Dataset records →

• • • • •

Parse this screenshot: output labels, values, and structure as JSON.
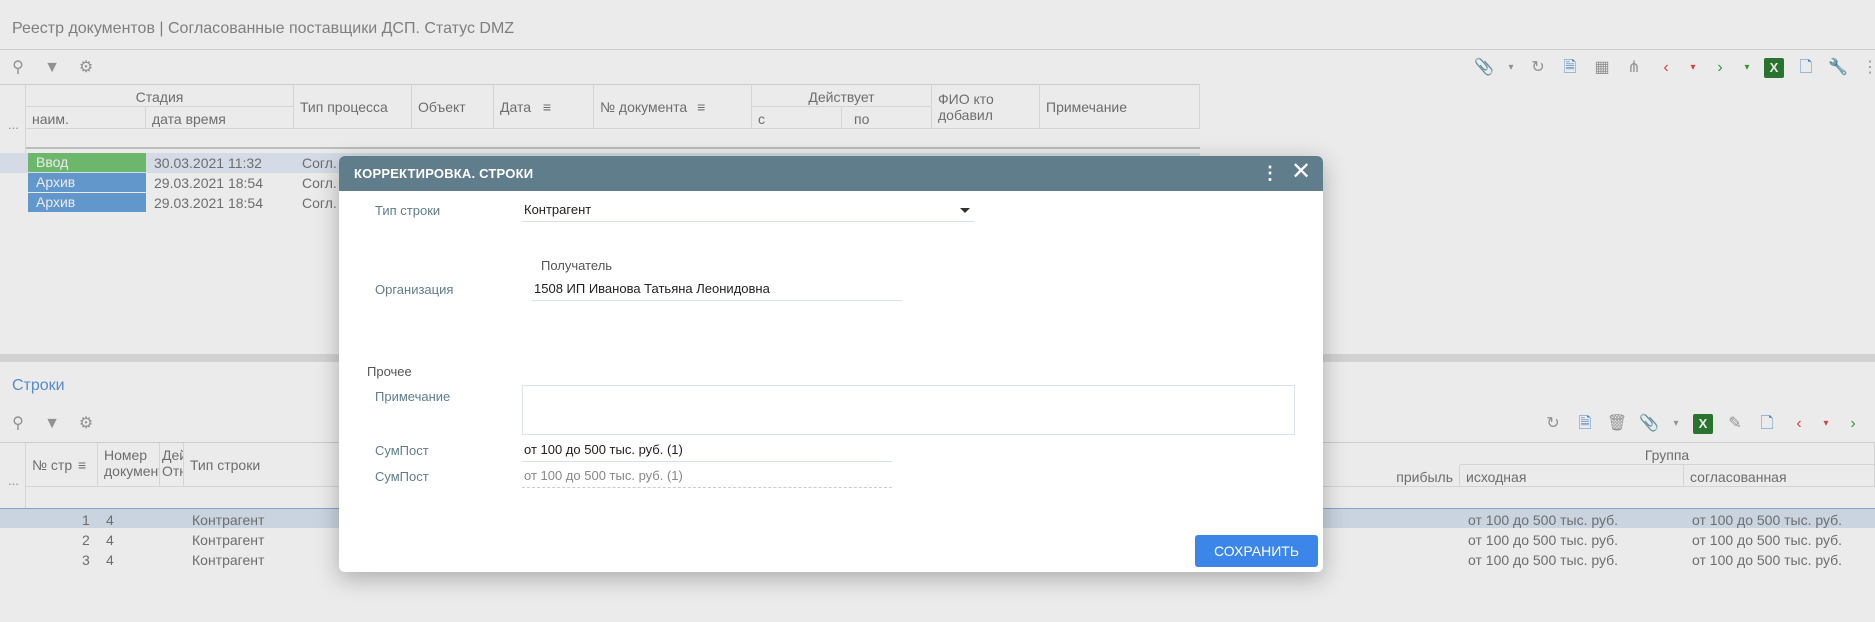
{
  "window": {
    "title": "Реестр документов | Согласованные поставщики ДСП. Статус DMZ"
  },
  "top_grid": {
    "group_headers": {
      "stage": "Стадия",
      "active": "Действует"
    },
    "columns": {
      "dots": "...",
      "name": "наим.",
      "datetime": "дата время",
      "process_type": "Тип процесса",
      "object": "Объект",
      "date": "Дата",
      "doc_number": "№ документа",
      "from": "с",
      "to": "по",
      "added_by": "ФИО кто добавил",
      "note": "Примечание"
    },
    "rows": [
      {
        "stage": "Ввод",
        "stage_color": "#76c776",
        "datetime": "30.03.2021 11:32",
        "process": "Согл."
      },
      {
        "stage": "Архив",
        "stage_color": "#6ba4dd",
        "datetime": "29.03.2021 18:54",
        "process": "Согл."
      },
      {
        "stage": "Архив",
        "stage_color": "#6ba4dd",
        "datetime": "29.03.2021 18:54",
        "process": "Согл."
      }
    ]
  },
  "bottom_section": {
    "title": "Строки",
    "columns": {
      "dots": "...",
      "row_num": "№ стр",
      "doc_num": "Номер документа",
      "det": "Дей Отн",
      "row_type": "Тип строки",
      "profit": "прибыль",
      "group": "Группа",
      "source": "исходная",
      "agreed": "согласованная"
    },
    "rows": [
      {
        "n": "1",
        "doc": "4",
        "type": "Контрагент",
        "source": "от 100 до 500 тыс. руб.",
        "agreed": "от 100 до 500 тыс. руб.",
        "selected": true
      },
      {
        "n": "2",
        "doc": "4",
        "type": "Контрагент",
        "source": "от 100 до 500 тыс. руб.",
        "agreed": "от 100 до 500 тыс. руб.",
        "selected": false
      },
      {
        "n": "3",
        "doc": "4",
        "type": "Контрагент",
        "source": "от 100 до 500 тыс. руб.",
        "agreed": "от 100 до 500 тыс. руб.",
        "selected": false
      }
    ]
  },
  "modal": {
    "title": "КОРРЕКТИРОВКА. СТРОКИ",
    "row_type_label": "Тип строки",
    "row_type_value": "Контрагент",
    "recipient_heading": "Получатель",
    "org_label": "Организация",
    "org_value": "1508 ИП Иванова Татьяна Леонидовна",
    "other_heading": "Прочее",
    "note_label": "Примечание",
    "note_value": "",
    "sum_label_1": "СумПост",
    "sum_value_1": "от 100 до 500 тыс. руб. (1)",
    "sum_label_2": "СумПост",
    "sum_value_2": "от 100 до 500 тыс. руб. (1)",
    "save_label": "СОХРАНИТЬ"
  }
}
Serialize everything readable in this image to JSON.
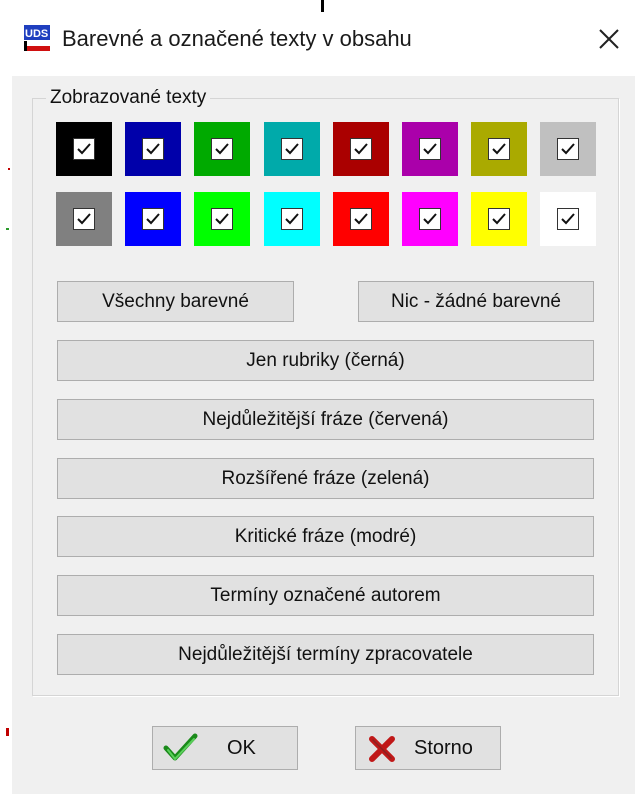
{
  "window": {
    "title": "Barevné a označené texty v obsahu",
    "close_glyph": "✕",
    "app_icon": "app-logo-icon"
  },
  "group": {
    "label": "Zobrazované texty"
  },
  "swatches": {
    "row1": [
      {
        "name": "black",
        "color": "#000000"
      },
      {
        "name": "dark-blue",
        "color": "#0000aa"
      },
      {
        "name": "dark-green",
        "color": "#00aa00"
      },
      {
        "name": "dark-cyan",
        "color": "#00aaaa"
      },
      {
        "name": "dark-red",
        "color": "#aa0000"
      },
      {
        "name": "dark-magenta",
        "color": "#aa00aa"
      },
      {
        "name": "dark-yellow",
        "color": "#aaaa00"
      },
      {
        "name": "light-gray",
        "color": "#c0c0c0"
      }
    ],
    "row2": [
      {
        "name": "dark-gray",
        "color": "#808080"
      },
      {
        "name": "blue",
        "color": "#0000ff"
      },
      {
        "name": "green",
        "color": "#00ff00"
      },
      {
        "name": "cyan",
        "color": "#00ffff"
      },
      {
        "name": "red",
        "color": "#ff0000"
      },
      {
        "name": "magenta",
        "color": "#ff00ff"
      },
      {
        "name": "yellow",
        "color": "#ffff00"
      },
      {
        "name": "white",
        "color": "#ffffff"
      }
    ]
  },
  "buttons": {
    "all_colored": "Všechny barevné",
    "none_colored": "Nic - žádné barevné",
    "headings_only": "Jen rubriky (černá)",
    "most_important": "Nejdůležitější fráze (červená)",
    "extended": "Rozšířené fráze (zelená)",
    "critical": "Kritické fráze (modré)",
    "author_terms": "Termíny označené autorem",
    "processor_terms": "Nejdůležitější termíny zpracovatele"
  },
  "footer": {
    "ok": "OK",
    "cancel": "Storno",
    "ok_icon": "checkmark-icon",
    "cancel_icon": "x-icon"
  }
}
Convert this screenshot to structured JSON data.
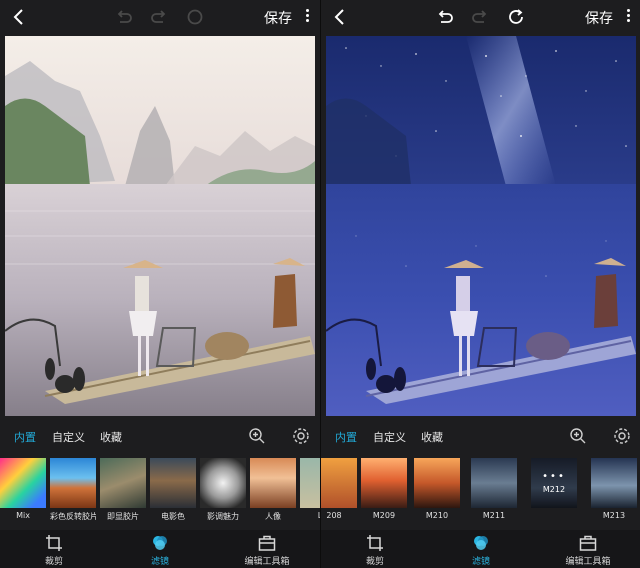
{
  "left": {
    "topbar": {
      "save_label": "保存"
    },
    "filter_tabs": [
      {
        "label": "内置",
        "active": true
      },
      {
        "label": "自定义",
        "active": false
      },
      {
        "label": "收藏",
        "active": false
      }
    ],
    "filters": [
      {
        "label": "Mix",
        "bg": "linear-gradient(135deg,#ff2d8a,#ffcf3c 35%,#29d3a0 60%,#3b7bff 85%)"
      },
      {
        "label": "彩色反转胶片",
        "bg": "linear-gradient(180deg,#2c86d6,#6cc0ef 40%,#d0733a 60%,#7b3515)"
      },
      {
        "label": "即显胶片",
        "bg": "linear-gradient(160deg,#4d6b59,#9b8c6c 50%,#2f3a33)"
      },
      {
        "label": "电影色",
        "bg": "linear-gradient(180deg,#3b4a5a,#8a6a4a 45%,#2b2f36)"
      },
      {
        "label": "影调魅力",
        "bg": "radial-gradient(circle at 50% 50%,#f2f2f2,#9a9a9a 45%,#2a2a2a 80%)"
      },
      {
        "label": "人像",
        "bg": "linear-gradient(180deg,#d88a56,#f1c096 40%,#7a3f22)"
      },
      {
        "label": "LO",
        "bg": "linear-gradient(180deg,#9ab7a9,#c8c0a0)"
      }
    ],
    "bottom_nav": [
      {
        "label": "裁剪",
        "active": false
      },
      {
        "label": "滤镜",
        "active": true
      },
      {
        "label": "编辑工具箱",
        "active": false
      }
    ]
  },
  "right": {
    "topbar": {
      "save_label": "保存"
    },
    "filter_tabs": [
      {
        "label": "内置",
        "active": true
      },
      {
        "label": "自定义",
        "active": false
      },
      {
        "label": "收藏",
        "active": false
      }
    ],
    "filters": [
      {
        "label": "208",
        "bg": "linear-gradient(180deg,#f0a040,#b0502a)"
      },
      {
        "label": "M209",
        "bg": "linear-gradient(180deg,#ffb070,#e06030 45%,#3a1c15)"
      },
      {
        "label": "M210",
        "bg": "linear-gradient(180deg,#f7a65a,#c5582a 50%,#2d160f)"
      },
      {
        "label": "M211",
        "bg": "linear-gradient(180deg,#2b3a52,#6a7d92 50%,#1d2633)"
      },
      {
        "label": "M212",
        "bg": "linear-gradient(180deg,#222a3c,#4a5c75 60%,#1a1f2a)",
        "selected": true
      },
      {
        "label": "M213",
        "bg": "linear-gradient(180deg,#253452,#7d94ad 55%,#1a2330)"
      }
    ],
    "bottom_nav": [
      {
        "label": "裁剪",
        "active": false
      },
      {
        "label": "滤镜",
        "active": true
      },
      {
        "label": "编辑工具箱",
        "active": false
      }
    ]
  }
}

• • • • •

Job →
Omit the pictures. Transcribe every record exactly.

Result of this task →
Parse this screenshot: output labels, values, and structure as JSON.
{
  "window": {
    "title": "Реестр документов | Согласованные поставщики ДСП. Статус DMZ"
  },
  "top_grid": {
    "group_headers": {
      "stage": "Стадия",
      "active": "Действует"
    },
    "columns": {
      "dots": "...",
      "name": "наим.",
      "datetime": "дата время",
      "process_type": "Тип процесса",
      "object": "Объект",
      "date": "Дата",
      "doc_number": "№ документа",
      "from": "с",
      "to": "по",
      "added_by": "ФИО кто добавил",
      "note": "Примечание"
    },
    "rows": [
      {
        "stage": "Ввод",
        "stage_color": "#76c776",
        "datetime": "30.03.2021 11:32",
        "process": "Согл."
      },
      {
        "stage": "Архив",
        "stage_color": "#6ba4dd",
        "datetime": "29.03.2021 18:54",
        "process": "Согл."
      },
      {
        "stage": "Архив",
        "stage_color": "#6ba4dd",
        "datetime": "29.03.2021 18:54",
        "process": "Согл."
      }
    ]
  },
  "bottom_section": {
    "title": "Строки",
    "columns": {
      "dots": "...",
      "row_num": "№ стр",
      "doc_num": "Номер документа",
      "det": "Дей Отн",
      "row_type": "Тип строки",
      "profit": "прибыль",
      "group": "Группа",
      "source": "исходная",
      "agreed": "согласованная"
    },
    "rows": [
      {
        "n": "1",
        "doc": "4",
        "type": "Контрагент",
        "source": "от 100 до 500 тыс. руб.",
        "agreed": "от 100 до 500 тыс. руб.",
        "selected": true
      },
      {
        "n": "2",
        "doc": "4",
        "type": "Контрагент",
        "source": "от 100 до 500 тыс. руб.",
        "agreed": "от 100 до 500 тыс. руб.",
        "selected": false
      },
      {
        "n": "3",
        "doc": "4",
        "type": "Контрагент",
        "source": "от 100 до 500 тыс. руб.",
        "agreed": "от 100 до 500 тыс. руб.",
        "selected": false
      }
    ]
  },
  "modal": {
    "title": "КОРРЕКТИРОВКА. СТРОКИ",
    "row_type_label": "Тип строки",
    "row_type_value": "Контрагент",
    "recipient_heading": "Получатель",
    "org_label": "Организация",
    "org_value": "1508 ИП Иванова Татьяна Леонидовна",
    "other_heading": "Прочее",
    "note_label": "Примечание",
    "note_value": "",
    "sum_label_1": "СумПост",
    "sum_value_1": "от 100 до 500 тыс. руб. (1)",
    "sum_label_2": "СумПост",
    "sum_value_2": "от 100 до 500 тыс. руб. (1)",
    "save_label": "СОХРАНИТЬ"
  }
}
Serialize everything readable in this image to JSON.
{
  "window": {
    "title": "Barevné a označené texty v obsahu",
    "close_glyph": "✕",
    "app_icon": "app-logo-icon"
  },
  "group": {
    "label": "Zobrazované texty"
  },
  "swatches": {
    "row1": [
      {
        "name": "black",
        "color": "#000000"
      },
      {
        "name": "dark-blue",
        "color": "#0000aa"
      },
      {
        "name": "dark-green",
        "color": "#00aa00"
      },
      {
        "name": "dark-cyan",
        "color": "#00aaaa"
      },
      {
        "name": "dark-red",
        "color": "#aa0000"
      },
      {
        "name": "dark-magenta",
        "color": "#aa00aa"
      },
      {
        "name": "dark-yellow",
        "color": "#aaaa00"
      },
      {
        "name": "light-gray",
        "color": "#c0c0c0"
      }
    ],
    "row2": [
      {
        "name": "dark-gray",
        "color": "#808080"
      },
      {
        "name": "blue",
        "color": "#0000ff"
      },
      {
        "name": "green",
        "color": "#00ff00"
      },
      {
        "name": "cyan",
        "color": "#00ffff"
      },
      {
        "name": "red",
        "color": "#ff0000"
      },
      {
        "name": "magenta",
        "color": "#ff00ff"
      },
      {
        "name": "yellow",
        "color": "#ffff00"
      },
      {
        "name": "white",
        "color": "#ffffff"
      }
    ]
  },
  "buttons": {
    "all_colored": "Všechny barevné",
    "none_colored": "Nic - žádné barevné",
    "headings_only": "Jen rubriky (černá)",
    "most_important": "Nejdůležitější fráze (červená)",
    "extended": "Rozšířené fráze (zelená)",
    "critical": "Kritické fráze (modré)",
    "author_terms": "Termíny označené autorem",
    "processor_terms": "Nejdůležitější termíny zpracovatele"
  },
  "footer": {
    "ok": "OK",
    "cancel": "Storno",
    "ok_icon": "checkmark-icon",
    "cancel_icon": "x-icon"
  }
}
Convert this screenshot to structured JSON data.
{
  "left": {
    "topbar": {
      "save_label": "保存"
    },
    "filter_tabs": [
      {
        "label": "内置",
        "active": true
      },
      {
        "label": "自定义",
        "active": false
      },
      {
        "label": "收藏",
        "active": false
      }
    ],
    "filters": [
      {
        "label": "Mix",
        "bg": "linear-gradient(135deg,#ff2d8a,#ffcf3c 35%,#29d3a0 60%,#3b7bff 85%)"
      },
      {
        "label": "彩色反转胶片",
        "bg": "linear-gradient(180deg,#2c86d6,#6cc0ef 40%,#d0733a 60%,#7b3515)"
      },
      {
        "label": "即显胶片",
        "bg": "linear-gradient(160deg,#4d6b59,#9b8c6c 50%,#2f3a33)"
      },
      {
        "label": "电影色",
        "bg": "linear-gradient(180deg,#3b4a5a,#8a6a4a 45%,#2b2f36)"
      },
      {
        "label": "影调魅力",
        "bg": "radial-gradient(circle at 50% 50%,#f2f2f2,#9a9a9a 45%,#2a2a2a 80%)"
      },
      {
        "label": "人像",
        "bg": "linear-gradient(180deg,#d88a56,#f1c096 40%,#7a3f22)"
      },
      {
        "label": "LO",
        "bg": "linear-gradient(180deg,#9ab7a9,#c8c0a0)"
      }
    ],
    "bottom_nav": [
      {
        "label": "裁剪",
        "active": false
      },
      {
        "label": "滤镜",
        "active": true
      },
      {
        "label": "编辑工具箱",
        "active": false
      }
    ]
  },
  "right": {
    "topbar": {
      "save_label": "保存"
    },
    "filter_tabs": [
      {
        "label": "内置",
        "active": true
      },
      {
        "label": "自定义",
        "active": false
      },
      {
        "label": "收藏",
        "active": false
      }
    ],
    "filters": [
      {
        "label": "208",
        "bg": "linear-gradient(180deg,#f0a040,#b0502a)"
      },
      {
        "label": "M209",
        "bg": "linear-gradient(180deg,#ffb070,#e06030 45%,#3a1c15)"
      },
      {
        "label": "M210",
        "bg": "linear-gradient(180deg,#f7a65a,#c5582a 50%,#2d160f)"
      },
      {
        "label": "M211",
        "bg": "linear-gradient(180deg,#2b3a52,#6a7d92 50%,#1d2633)"
      },
      {
        "label": "M212",
        "bg": "linear-gradient(180deg,#222a3c,#4a5c75 60%,#1a1f2a)",
        "selected": true
      },
      {
        "label": "M213",
        "bg": "linear-gradient(180deg,#253452,#7d94ad 55%,#1a2330)"
      }
    ],
    "bottom_nav": [
      {
        "label": "裁剪",
        "active": false
      },
      {
        "label": "滤镜",
        "active": true
      },
      {
        "label": "编辑工具箱",
        "active": false
      }
    ]
  }
}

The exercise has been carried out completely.